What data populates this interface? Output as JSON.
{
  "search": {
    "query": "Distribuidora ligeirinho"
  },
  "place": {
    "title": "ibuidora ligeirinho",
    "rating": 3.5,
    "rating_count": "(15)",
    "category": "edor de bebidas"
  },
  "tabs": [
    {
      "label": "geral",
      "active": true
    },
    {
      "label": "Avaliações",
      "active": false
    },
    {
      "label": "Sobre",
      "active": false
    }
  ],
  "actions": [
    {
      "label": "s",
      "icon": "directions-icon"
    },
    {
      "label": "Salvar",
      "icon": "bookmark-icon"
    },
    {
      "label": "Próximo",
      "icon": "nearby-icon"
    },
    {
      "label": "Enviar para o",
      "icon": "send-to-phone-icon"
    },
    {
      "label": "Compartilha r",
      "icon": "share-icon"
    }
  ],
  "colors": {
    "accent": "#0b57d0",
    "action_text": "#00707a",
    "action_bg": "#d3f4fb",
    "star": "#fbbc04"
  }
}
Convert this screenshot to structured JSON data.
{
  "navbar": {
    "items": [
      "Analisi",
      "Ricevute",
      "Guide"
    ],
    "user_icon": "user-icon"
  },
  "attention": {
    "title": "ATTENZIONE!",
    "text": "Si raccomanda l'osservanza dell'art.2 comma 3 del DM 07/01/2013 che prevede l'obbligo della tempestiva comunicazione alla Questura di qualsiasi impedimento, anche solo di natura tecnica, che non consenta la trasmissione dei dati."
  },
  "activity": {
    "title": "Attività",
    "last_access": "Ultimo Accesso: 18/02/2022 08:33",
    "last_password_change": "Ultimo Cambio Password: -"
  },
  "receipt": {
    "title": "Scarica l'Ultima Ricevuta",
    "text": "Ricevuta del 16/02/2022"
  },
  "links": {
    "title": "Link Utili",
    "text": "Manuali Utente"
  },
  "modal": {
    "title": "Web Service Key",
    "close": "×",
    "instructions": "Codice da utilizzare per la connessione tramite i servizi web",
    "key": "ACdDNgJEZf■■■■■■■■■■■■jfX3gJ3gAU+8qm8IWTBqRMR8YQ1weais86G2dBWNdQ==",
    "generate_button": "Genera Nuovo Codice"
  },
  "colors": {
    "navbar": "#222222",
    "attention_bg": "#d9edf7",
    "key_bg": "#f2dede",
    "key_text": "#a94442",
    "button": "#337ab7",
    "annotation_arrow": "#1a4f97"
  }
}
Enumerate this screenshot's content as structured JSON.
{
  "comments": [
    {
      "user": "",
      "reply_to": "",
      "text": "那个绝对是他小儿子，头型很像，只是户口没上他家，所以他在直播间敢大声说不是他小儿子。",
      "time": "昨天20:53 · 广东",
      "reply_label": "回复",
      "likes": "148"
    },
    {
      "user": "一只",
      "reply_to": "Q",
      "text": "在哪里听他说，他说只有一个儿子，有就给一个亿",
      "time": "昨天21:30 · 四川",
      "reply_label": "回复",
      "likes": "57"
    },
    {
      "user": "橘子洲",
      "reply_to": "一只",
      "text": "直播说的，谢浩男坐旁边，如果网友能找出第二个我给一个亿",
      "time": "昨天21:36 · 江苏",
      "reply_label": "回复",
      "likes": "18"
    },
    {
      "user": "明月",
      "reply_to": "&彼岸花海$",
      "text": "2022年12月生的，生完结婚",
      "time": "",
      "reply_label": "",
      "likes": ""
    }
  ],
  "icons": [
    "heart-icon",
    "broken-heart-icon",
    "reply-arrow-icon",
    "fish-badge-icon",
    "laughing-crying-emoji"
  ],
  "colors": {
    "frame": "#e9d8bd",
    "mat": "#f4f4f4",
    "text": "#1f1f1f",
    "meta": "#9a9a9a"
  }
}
========================================
§ **WHAT IS NEEDED**
Write out all the records above again, exactly as they stand.

§ **TASK ANSWER**
What data populates this interface? Output as JSON.
{
  "search": {
    "query": "Distribuidora ligeirinho"
  },
  "place": {
    "title": "ibuidora ligeirinho",
    "rating": 3.5,
    "rating_count": "(15)",
    "category": "edor de bebidas"
  },
  "tabs": [
    {
      "label": "geral",
      "active": true
    },
    {
      "label": "Avaliações",
      "active": false
    },
    {
      "label": "Sobre",
      "active": false
    }
  ],
  "actions": [
    {
      "label": "s",
      "icon": "directions-icon"
    },
    {
      "label": "Salvar",
      "icon": "bookmark-icon"
    },
    {
      "label": "Próximo",
      "icon": "nearby-icon"
    },
    {
      "label": "Enviar para o",
      "icon": "send-to-phone-icon"
    },
    {
      "label": "Compartilha r",
      "icon": "share-icon"
    }
  ],
  "colors": {
    "accent": "#0b57d0",
    "action_text": "#00707a",
    "action_bg": "#d3f4fb",
    "star": "#fbbc04"
  }
}
Convert this screenshot to structured JSON data.
{
  "navbar": {
    "items": [
      "Analisi",
      "Ricevute",
      "Guide"
    ],
    "user_icon": "user-icon"
  },
  "attention": {
    "title": "ATTENZIONE!",
    "text": "Si raccomanda l'osservanza dell'art.2 comma 3 del DM 07/01/2013 che prevede l'obbligo della tempestiva comunicazione alla Questura di qualsiasi impedimento, anche solo di natura tecnica, che non consenta la trasmissione dei dati."
  },
  "activity": {
    "title": "Attività",
    "last_access": "Ultimo Accesso: 18/02/2022 08:33",
    "last_password_change": "Ultimo Cambio Password: -"
  },
  "receipt": {
    "title": "Scarica l'Ultima Ricevuta",
    "text": "Ricevuta del 16/02/2022"
  },
  "links": {
    "title": "Link Utili",
    "text": "Manuali Utente"
  },
  "modal": {
    "title": "Web Service Key",
    "close": "×",
    "instructions": "Codice da utilizzare per la connessione tramite i servizi web",
    "key": "ACdDNgJEZf■■■■■■■■■■■■jfX3gJ3gAU+8qm8IWTBqRMR8YQ1weais86G2dBWNdQ==",
    "generate_button": "Genera Nuovo Codice"
  },
  "colors": {
    "navbar": "#222222",
    "attention_bg": "#d9edf7",
    "key_bg": "#f2dede",
    "key_text": "#a94442",
    "button": "#337ab7",
    "annotation_arrow": "#1a4f97"
  }
}
Enumerate this screenshot's content as structured JSON.
{
  "comments": [
    {
      "user": "",
      "reply_to": "",
      "text": "那个绝对是他小儿子，头型很像，只是户口没上他家，所以他在直播间敢大声说不是他小儿子。",
      "time": "昨天20:53 · 广东",
      "reply_label": "回复",
      "likes": "148"
    },
    {
      "user": "一只",
      "reply_to": "Q",
      "text": "在哪里听他说，他说只有一个儿子，有就给一个亿",
      "time": "昨天21:30 · 四川",
      "reply_label": "回复",
      "likes": "57"
    },
    {
      "user": "橘子洲",
      "reply_to": "一只",
      "text": "直播说的，谢浩男坐旁边，如果网友能找出第二个我给一个亿",
      "time": "昨天21:36 · 江苏",
      "reply_label": "回复",
      "likes": "18"
    },
    {
      "user": "明月",
      "reply_to": "&彼岸花海$",
      "text": "2022年12月生的，生完结婚",
      "time": "",
      "reply_label": "",
      "likes": ""
    }
  ],
  "icons": [
    "heart-icon",
    "broken-heart-icon",
    "reply-arrow-icon",
    "fish-badge-icon",
    "laughing-crying-emoji"
  ],
  "colors": {
    "frame": "#e9d8bd",
    "mat": "#f4f4f4",
    "text": "#1f1f1f",
    "meta": "#9a9a9a"
  }
}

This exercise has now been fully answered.